### Set problem
Extract all lines from the data beneath that include the word "confianza".

Collection entries:

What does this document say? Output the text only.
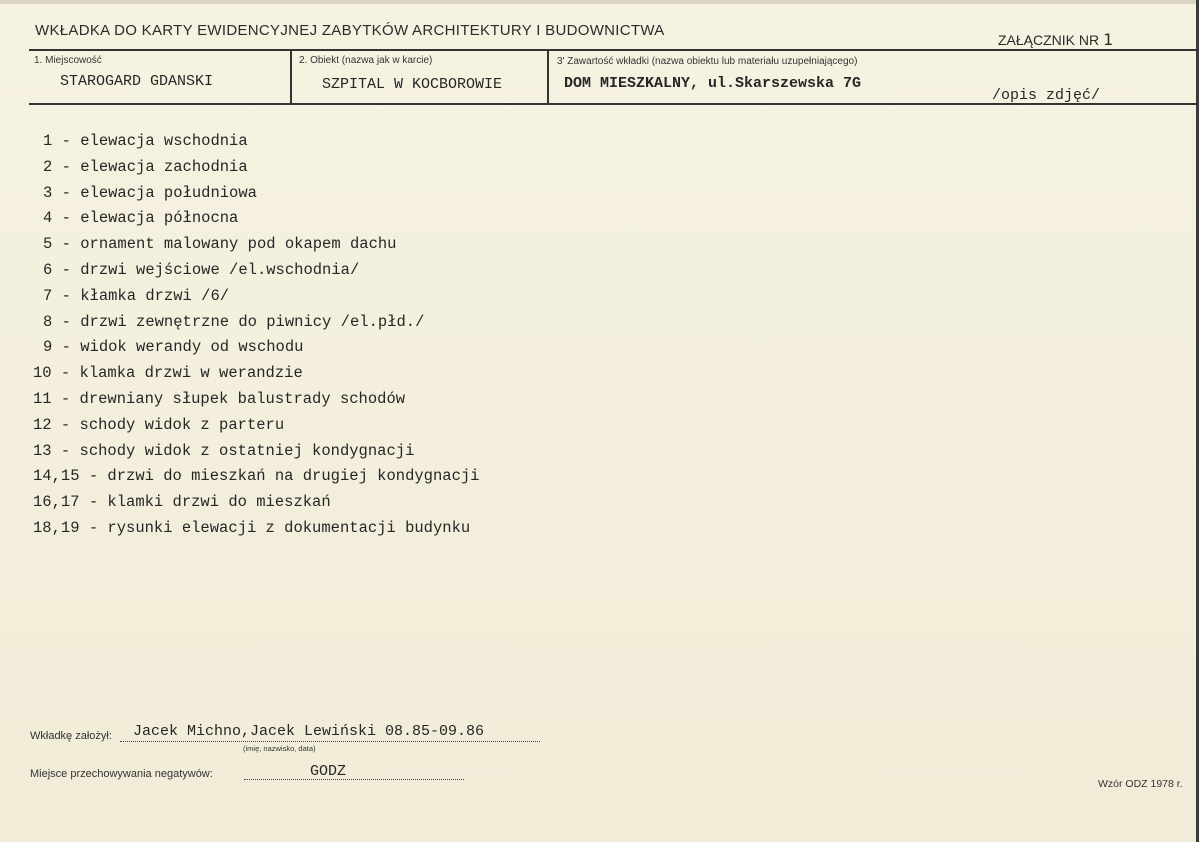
WKŁADKA DO KARTY EWIDENCYJNEJ ZABYTKÓW ARCHITEKTURY I BUDOWNICTWA
ZAŁĄCZNIK NR 1
1. Miejscowość
STAROGARD GDANSKI
2. Obiekt (nazwa jak w karcie)
SZPITAL W KOCBOROWIE
3' Zawartość wkładki (nazwa obiektu lub materiału uzupełniającego)
DOM MIESZKALNY, ul.Skarszewska 7G
/opis zdjęć/
1 - elewacja wschodnia
2 - elewacja zachodnia
3 - elewacja południowa
4 - elewacja północna
5 - ornament malowany pod okapem dachu
6 - drzwi wejściowe /el.wschodnia/
7 - kłamka drzwi /6/
8 - drzwi zewnętrzne do piwnicy /el.płd./
9 - widok werandy od wschodu
10 - klamka drzwi w werandzie
11 - drewniany słupek balustrady schodów
12 - schody widok z parteru
13 - schody widok z ostatniej kondygnacji
14,15 - drzwi do mieszkań na drugiej kondygnacji
16,17 - klamki drzwi do mieszkań
18,19 - rysunki elewacji z dokumentacji budynku
Wkładkę założył: Jacek Michno,Jacek Lewiński 08.85-09.86
(imię, nazwisko, data)
Miejsce przechowywania negatywów:	GODZ
Wzór ODZ 1978 r.
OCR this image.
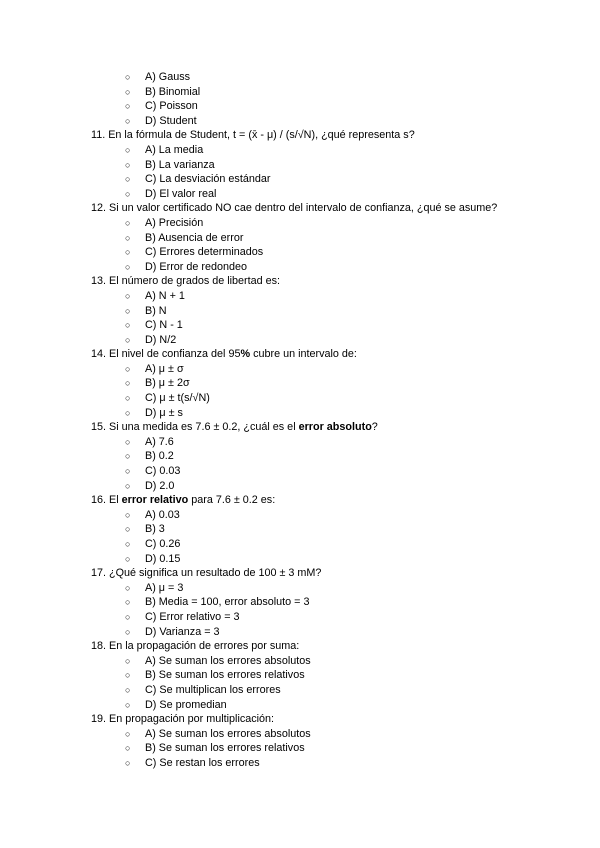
○ A) Gauss
○ B) Binomial
○ C) Poisson
○ D) Student
11. En la fórmula de Student, t = (x̄ - μ) / (s/√N), ¿qué representa s?
○ A) La media
○ B) La varianza
○ C) La desviación estándar
○ D) El valor real
12. Si un valor certificado NO cae dentro del intervalo de confianza, ¿qué se asume?
○ A) Precisión
○ B) Ausencia de error
○ C) Errores determinados
○ D) Error de redondeo
13. El número de grados de libertad es:
○ A) N + 1
○ B) N
○ C) N - 1
○ D) N/2
14. El nivel de confianza del 95% cubre un intervalo de:
○ A) μ ± σ
○ B) μ ± 2σ
○ C) μ ± t(s/√N)
○ D) μ ± s
15. Si una medida es 7.6 ± 0.2, ¿cuál es el error absoluto?
○ A) 7.6
○ B) 0.2
○ C) 0.03
○ D) 2.0
16. El error relativo para 7.6 ± 0.2 es:
○ A) 0.03
○ B) 3
○ C) 0.26
○ D) 0.15
17. ¿Qué significa un resultado de 100 ± 3 mM?
○ A) μ = 3
○ B) Media = 100, error absoluto = 3
○ C) Error relativo = 3
○ D) Varianza = 3
18. En la propagación de errores por suma:
○ A) Se suman los errores absolutos
○ B) Se suman los errores relativos
○ C) Se multiplican los errores
○ D) Se promedian
19. En propagación por multiplicación:
○ A) Se suman los errores absolutos
○ B) Se suman los errores relativos
○ C) Se restan los errores
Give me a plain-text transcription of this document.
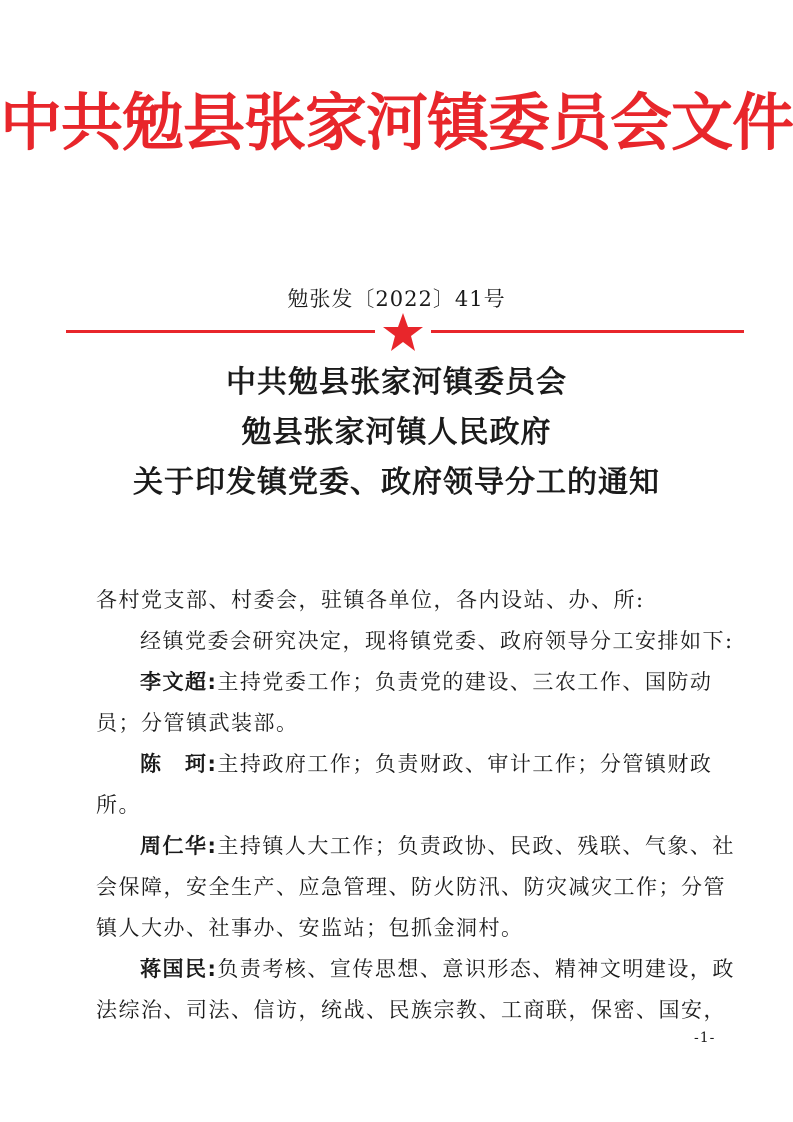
中共勉县张家河镇委员会文件
勉张发〔2022〕41号
中共勉县张家河镇委员会
勉县张家河镇人民政府
关于印发镇党委、政府领导分工的通知

各村党支部、村委会，驻镇各单位，各内设站、办、所:

经镇党委会研究决定，现将镇党委、政府领导分工安排如下:

李文超:主持党委工作；负责党的建设、三农工作、国防动员；分管镇武装部。

陈　珂:主持政府工作；负责财政、审计工作；分管镇财政所。

周仁华:主持镇人大工作；负责政协、民政、残联、气象、社会保障，安全生产、应急管理、防火防汛、防灾减灾工作；分管镇人大办、社事办、安监站；包抓金洞村。

蒋国民:负责考核、宣传思想、意识形态、精神文明建设，政法综治、司法、信访，统战、民族宗教、工商联，保密、国安，

-1-
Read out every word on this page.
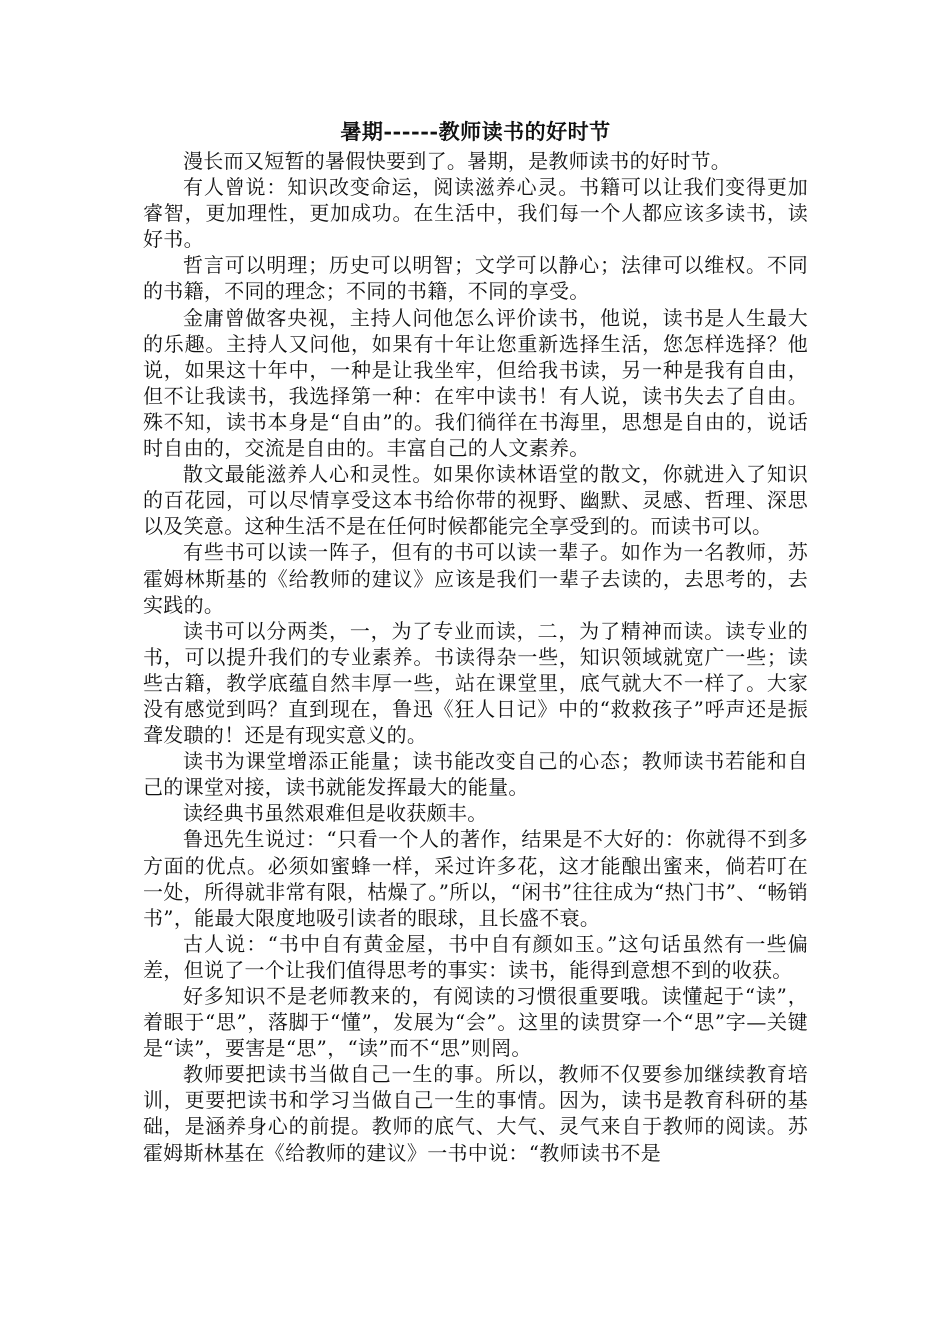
暑期------教师读书的好时节

漫长而又短暂的暑假快要到了。暑期，是教师读书的好时节。

有人曾说：知识改变命运，阅读滋养心灵。书籍可以让我们变得更加睿智，更加理性，更加成功。在生活中，我们每一个人都应该多读书，读好书。

哲言可以明理；历史可以明智；文学可以静心；法律可以维权。不同的书籍，不同的理念；不同的书籍，不同的享受。

金庸曾做客央视，主持人问他怎么评价读书，他说，读书是人生最大的乐趣。主持人又问他，如果有十年让您重新选择生活，您怎样选择？他说，如果这十年中，一种是让我坐牢，但给我书读，另一种是我有自由，但不让我读书，我选择第一种：在牢中读书！有人说，读书失去了自由。殊不知，读书本身是“自由”的。我们徜徉在书海里，思想是自由的，说话时自由的，交流是自由的。丰富自己的人文素养。

散文最能滋养人心和灵性。如果你读林语堂的散文，你就进入了知识的百花园，可以尽情享受这本书给你带的视野、幽默、灵感、哲理、深思以及笑意。这种生活不是在任何时候都能完全享受到的。而读书可以。

有些书可以读一阵子，但有的书可以读一辈子。如作为一名教师，苏霍姆林斯基的《给教师的建议》应该是我们一辈子去读的，去思考的，去实践的。

读书可以分两类，一，为了专业而读，二，为了精神而读。读专业的书，可以提升我们的专业素养。书读得杂一些，知识领域就宽广一些；读些古籍，教学底蕴自然丰厚一些，站在课堂里，底气就大不一样了。大家没有感觉到吗？直到现在，鲁迅《狂人日记》中的“救救孩子”呼声还是振聋发聩的！还是有现实意义的。

读书为课堂增添正能量；读书能改变自己的心态；教师读书若能和自己的课堂对接，读书就能发挥最大的能量。

读经典书虽然艰难但是收获颇丰。

鲁迅先生说过：“只看一个人的著作，结果是不大好的：你就得不到多方面的优点。必须如蜜蜂一样，采过许多花，这才能酿出蜜来，倘若叮在一处，所得就非常有限，枯燥了。”所以，“闲书”往往成为“热门书”、“畅销书”，能最大限度地吸引读者的眼球，且长盛不衰。

古人说：“书中自有黄金屋，书中自有颜如玉。”这句话虽然有一些偏差，但说了一个让我们值得思考的事实：读书，能得到意想不到的收获。

好多知识不是老师教来的，有阅读的习惯很重要哦。读懂起于“读”，着眼于“思”，落脚于“懂”，发展为“会”。这里的读贯穿一个“思”字—关键是“读”，要害是“思”，“读”而不“思”则罔。

教师要把读书当做自己一生的事。所以，教师不仅要参加继续教育培训，更要把读书和学习当做自己一生的事情。因为，读书是教育科研的基础，是涵养身心的前提。教师的底气、大气、灵气来自于教师的阅读。苏霍姆斯林基在《给教师的建议》一书中说：“教师读书不是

### Task answer
12. Si un valor certificado NO cae dentro del intervalo de confianza, ¿qué se asume?
14. El nivel de confianza del 95% cubre un intervalo de:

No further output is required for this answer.